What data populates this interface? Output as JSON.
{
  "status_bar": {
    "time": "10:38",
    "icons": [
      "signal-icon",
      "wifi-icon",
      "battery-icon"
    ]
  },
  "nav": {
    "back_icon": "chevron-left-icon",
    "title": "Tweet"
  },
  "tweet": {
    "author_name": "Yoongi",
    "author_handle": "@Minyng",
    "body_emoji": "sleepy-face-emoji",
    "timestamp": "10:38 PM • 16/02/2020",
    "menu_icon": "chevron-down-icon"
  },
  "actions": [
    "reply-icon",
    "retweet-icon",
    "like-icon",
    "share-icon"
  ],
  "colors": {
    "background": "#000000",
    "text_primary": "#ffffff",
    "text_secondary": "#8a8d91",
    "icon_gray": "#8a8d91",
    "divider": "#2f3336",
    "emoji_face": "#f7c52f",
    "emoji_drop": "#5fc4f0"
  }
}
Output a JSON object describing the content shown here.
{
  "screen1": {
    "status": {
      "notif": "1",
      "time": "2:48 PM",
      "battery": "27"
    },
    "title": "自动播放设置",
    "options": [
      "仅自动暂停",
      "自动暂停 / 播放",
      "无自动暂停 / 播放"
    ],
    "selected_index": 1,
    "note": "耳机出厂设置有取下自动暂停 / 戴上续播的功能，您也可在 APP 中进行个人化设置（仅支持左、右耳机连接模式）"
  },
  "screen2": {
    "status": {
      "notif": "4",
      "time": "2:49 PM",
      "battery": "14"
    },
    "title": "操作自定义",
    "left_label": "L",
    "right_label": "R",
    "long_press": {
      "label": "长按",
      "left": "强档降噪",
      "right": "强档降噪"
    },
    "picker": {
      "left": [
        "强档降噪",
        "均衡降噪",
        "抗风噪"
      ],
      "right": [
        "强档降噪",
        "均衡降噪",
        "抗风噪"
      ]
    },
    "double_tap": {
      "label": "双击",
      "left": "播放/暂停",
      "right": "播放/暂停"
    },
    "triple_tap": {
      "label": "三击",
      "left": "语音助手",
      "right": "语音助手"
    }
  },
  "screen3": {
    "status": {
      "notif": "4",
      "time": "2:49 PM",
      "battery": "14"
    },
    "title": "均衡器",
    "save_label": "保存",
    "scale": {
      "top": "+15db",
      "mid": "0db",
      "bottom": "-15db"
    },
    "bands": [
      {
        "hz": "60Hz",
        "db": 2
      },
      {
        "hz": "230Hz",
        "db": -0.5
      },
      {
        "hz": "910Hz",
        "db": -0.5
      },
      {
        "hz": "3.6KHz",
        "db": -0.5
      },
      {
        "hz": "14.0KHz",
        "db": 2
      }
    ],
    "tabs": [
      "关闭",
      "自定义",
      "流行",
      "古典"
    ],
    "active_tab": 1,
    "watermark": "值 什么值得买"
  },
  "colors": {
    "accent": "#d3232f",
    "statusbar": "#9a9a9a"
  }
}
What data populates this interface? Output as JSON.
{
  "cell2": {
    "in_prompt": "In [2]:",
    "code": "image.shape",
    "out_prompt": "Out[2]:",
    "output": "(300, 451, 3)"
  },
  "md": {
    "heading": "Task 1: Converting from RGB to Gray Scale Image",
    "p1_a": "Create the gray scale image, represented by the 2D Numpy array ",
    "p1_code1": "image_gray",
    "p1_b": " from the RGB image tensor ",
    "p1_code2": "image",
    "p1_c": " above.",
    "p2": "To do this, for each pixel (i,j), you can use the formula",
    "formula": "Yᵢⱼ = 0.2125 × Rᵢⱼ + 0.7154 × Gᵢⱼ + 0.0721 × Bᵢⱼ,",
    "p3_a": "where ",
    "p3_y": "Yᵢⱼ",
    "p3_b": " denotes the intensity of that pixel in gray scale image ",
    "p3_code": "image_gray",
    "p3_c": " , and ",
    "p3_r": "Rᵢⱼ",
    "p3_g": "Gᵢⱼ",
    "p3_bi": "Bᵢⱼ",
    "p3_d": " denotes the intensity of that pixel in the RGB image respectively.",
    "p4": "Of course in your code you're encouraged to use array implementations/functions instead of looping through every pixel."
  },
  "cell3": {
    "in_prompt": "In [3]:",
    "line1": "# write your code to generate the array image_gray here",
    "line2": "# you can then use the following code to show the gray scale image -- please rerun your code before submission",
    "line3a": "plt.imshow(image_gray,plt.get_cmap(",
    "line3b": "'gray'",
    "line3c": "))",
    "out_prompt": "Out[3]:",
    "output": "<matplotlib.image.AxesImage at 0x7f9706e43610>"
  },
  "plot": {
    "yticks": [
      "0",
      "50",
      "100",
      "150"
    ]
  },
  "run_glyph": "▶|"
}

- **EXERCISE INSTRUCTIONS**:
Extract every record. Keep wording exact.

- **OUTPUT FOR THIS TASK**:
What data populates this interface? Output as JSON.
{
  "status_bar": {
    "time": "10:38",
    "icons": [
      "signal-icon",
      "wifi-icon",
      "battery-icon"
    ]
  },
  "nav": {
    "back_icon": "chevron-left-icon",
    "title": "Tweet"
  },
  "tweet": {
    "author_name": "Yoongi",
    "author_handle": "@Minyng",
    "body_emoji": "sleepy-face-emoji",
    "timestamp": "10:38 PM • 16/02/2020",
    "menu_icon": "chevron-down-icon"
  },
  "actions": [
    "reply-icon",
    "retweet-icon",
    "like-icon",
    "share-icon"
  ],
  "colors": {
    "background": "#000000",
    "text_primary": "#ffffff",
    "text_secondary": "#8a8d91",
    "icon_gray": "#8a8d91",
    "divider": "#2f3336",
    "emoji_face": "#f7c52f",
    "emoji_drop": "#5fc4f0"
  }
}
Output a JSON object describing the content shown here.
{
  "screen1": {
    "status": {
      "notif": "1",
      "time": "2:48 PM",
      "battery": "27"
    },
    "title": "自动播放设置",
    "options": [
      "仅自动暂停",
      "自动暂停 / 播放",
      "无自动暂停 / 播放"
    ],
    "selected_index": 1,
    "note": "耳机出厂设置有取下自动暂停 / 戴上续播的功能，您也可在 APP 中进行个人化设置（仅支持左、右耳机连接模式）"
  },
  "screen2": {
    "status": {
      "notif": "4",
      "time": "2:49 PM",
      "battery": "14"
    },
    "title": "操作自定义",
    "left_label": "L",
    "right_label": "R",
    "long_press": {
      "label": "长按",
      "left": "强档降噪",
      "right": "强档降噪"
    },
    "picker": {
      "left": [
        "强档降噪",
        "均衡降噪",
        "抗风噪"
      ],
      "right": [
        "强档降噪",
        "均衡降噪",
        "抗风噪"
      ]
    },
    "double_tap": {
      "label": "双击",
      "left": "播放/暂停",
      "right": "播放/暂停"
    },
    "triple_tap": {
      "label": "三击",
      "left": "语音助手",
      "right": "语音助手"
    }
  },
  "screen3": {
    "status": {
      "notif": "4",
      "time": "2:49 PM",
      "battery": "14"
    },
    "title": "均衡器",
    "save_label": "保存",
    "scale": {
      "top": "+15db",
      "mid": "0db",
      "bottom": "-15db"
    },
    "bands": [
      {
        "hz": "60Hz",
        "db": 2
      },
      {
        "hz": "230Hz",
        "db": -0.5
      },
      {
        "hz": "910Hz",
        "db": -0.5
      },
      {
        "hz": "3.6KHz",
        "db": -0.5
      },
      {
        "hz": "14.0KHz",
        "db": 2
      }
    ],
    "tabs": [
      "关闭",
      "自定义",
      "流行",
      "古典"
    ],
    "active_tab": 1,
    "watermark": "值 什么值得买"
  },
  "colors": {
    "accent": "#d3232f",
    "statusbar": "#9a9a9a"
  }
}
What data populates this interface? Output as JSON.
{
  "cell2": {
    "in_prompt": "In [2]:",
    "code": "image.shape",
    "out_prompt": "Out[2]:",
    "output": "(300, 451, 3)"
  },
  "md": {
    "heading": "Task 1: Converting from RGB to Gray Scale Image",
    "p1_a": "Create the gray scale image, represented by the 2D Numpy array ",
    "p1_code1": "image_gray",
    "p1_b": " from the RGB image tensor ",
    "p1_code2": "image",
    "p1_c": " above.",
    "p2": "To do this, for each pixel (i,j), you can use the formula",
    "formula": "Yᵢⱼ = 0.2125 × Rᵢⱼ + 0.7154 × Gᵢⱼ + 0.0721 × Bᵢⱼ,",
    "p3_a": "where ",
    "p3_y": "Yᵢⱼ",
    "p3_b": " denotes the intensity of that pixel in gray scale image ",
    "p3_code": "image_gray",
    "p3_c": " , and ",
    "p3_r": "Rᵢⱼ",
    "p3_g": "Gᵢⱼ",
    "p3_bi": "Bᵢⱼ",
    "p3_d": " denotes the intensity of that pixel in the RGB image respectively.",
    "p4": "Of course in your code you're encouraged to use array implementations/functions instead of looping through every pixel."
  },
  "cell3": {
    "in_prompt": "In [3]:",
    "line1": "# write your code to generate the array image_gray here",
    "line2": "# you can then use the following code to show the gray scale image -- please rerun your code before submission",
    "line3a": "plt.imshow(image_gray,plt.get_cmap(",
    "line3b": "'gray'",
    "line3c": "))",
    "out_prompt": "Out[3]:",
    "output": "<matplotlib.image.AxesImage at 0x7f9706e43610>"
  },
  "plot": {
    "yticks": [
      "0",
      "50",
      "100",
      "150"
    ]
  },
  "run_glyph": "▶|"
}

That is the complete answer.